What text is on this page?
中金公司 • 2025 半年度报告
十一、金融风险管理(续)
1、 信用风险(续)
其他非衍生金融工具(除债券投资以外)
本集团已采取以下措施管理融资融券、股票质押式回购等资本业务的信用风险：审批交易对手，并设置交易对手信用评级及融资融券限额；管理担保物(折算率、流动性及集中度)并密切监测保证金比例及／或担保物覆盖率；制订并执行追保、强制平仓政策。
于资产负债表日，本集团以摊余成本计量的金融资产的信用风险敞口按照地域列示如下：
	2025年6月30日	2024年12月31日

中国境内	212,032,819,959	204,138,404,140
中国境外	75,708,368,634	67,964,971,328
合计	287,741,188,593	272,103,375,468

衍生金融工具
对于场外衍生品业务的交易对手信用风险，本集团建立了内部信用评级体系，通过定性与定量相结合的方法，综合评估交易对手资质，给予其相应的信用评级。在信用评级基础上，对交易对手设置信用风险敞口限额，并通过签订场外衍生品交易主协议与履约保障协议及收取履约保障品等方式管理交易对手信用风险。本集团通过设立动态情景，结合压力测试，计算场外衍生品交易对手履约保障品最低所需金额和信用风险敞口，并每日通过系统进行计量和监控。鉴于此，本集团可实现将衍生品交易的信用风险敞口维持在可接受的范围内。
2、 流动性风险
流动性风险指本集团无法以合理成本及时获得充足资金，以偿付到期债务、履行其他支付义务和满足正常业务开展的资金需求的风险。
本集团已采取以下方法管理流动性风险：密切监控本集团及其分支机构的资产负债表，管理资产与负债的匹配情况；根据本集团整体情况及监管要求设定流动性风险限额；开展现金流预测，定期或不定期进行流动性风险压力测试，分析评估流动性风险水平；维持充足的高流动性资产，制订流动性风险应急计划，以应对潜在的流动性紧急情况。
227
........
INSTRUCTIONS TO FOLLOW >> Output the data above exactly, please, line for line.

WRITTEN ANSWER >>
What text is on this page?
中金公司 • 2025 半年度报告
十一、金融风险管理(续)
1、 信用风险(续)
其他非衍生金融工具(除债券投资以外)
本集团已采取以下措施管理融资融券、股票质押式回购等资本业务的信用风险：审批交易对手，并设置交易对手信用评级及融资融券限额；管理担保物(折算率、流动性及集中度)并密切监测保证金比例及／或担保物覆盖率；制订并执行追保、强制平仓政策。
于资产负债表日，本集团以摊余成本计量的金融资产的信用风险敞口按照地域列示如下：
	2025年6月30日	2024年12月31日

中国境内	212,032,819,959	204,138,404,140
中国境外	75,708,368,634	67,964,971,328
合计	287,741,188,593	272,103,375,468

衍生金融工具
对于场外衍生品业务的交易对手信用风险，本集团建立了内部信用评级体系，通过定性与定量相结合的方法，综合评估交易对手资质，给予其相应的信用评级。在信用评级基础上，对交易对手设置信用风险敞口限额，并通过签订场外衍生品交易主协议与履约保障协议及收取履约保障品等方式管理交易对手信用风险。本集团通过设立动态情景，结合压力测试，计算场外衍生品交易对手履约保障品最低所需金额和信用风险敞口，并每日通过系统进行计量和监控。鉴于此，本集团可实现将衍生品交易的信用风险敞口维持在可接受的范围内。
2、 流动性风险
流动性风险指本集团无法以合理成本及时获得充足资金，以偿付到期债务、履行其他支付义务和满足正常业务开展的资金需求的风险。
本集团已采取以下方法管理流动性风险：密切监控本集团及其分支机构的资产负债表，管理资产与负债的匹配情况；根据本集团整体情况及监管要求设定流动性风险限额；开展现金流预测，定期或不定期进行流动性风险压力测试，分析评估流动性风险水平；维持充足的高流动性资产，制订流动性风险应急计划，以应对潜在的流动性紧急情况。
227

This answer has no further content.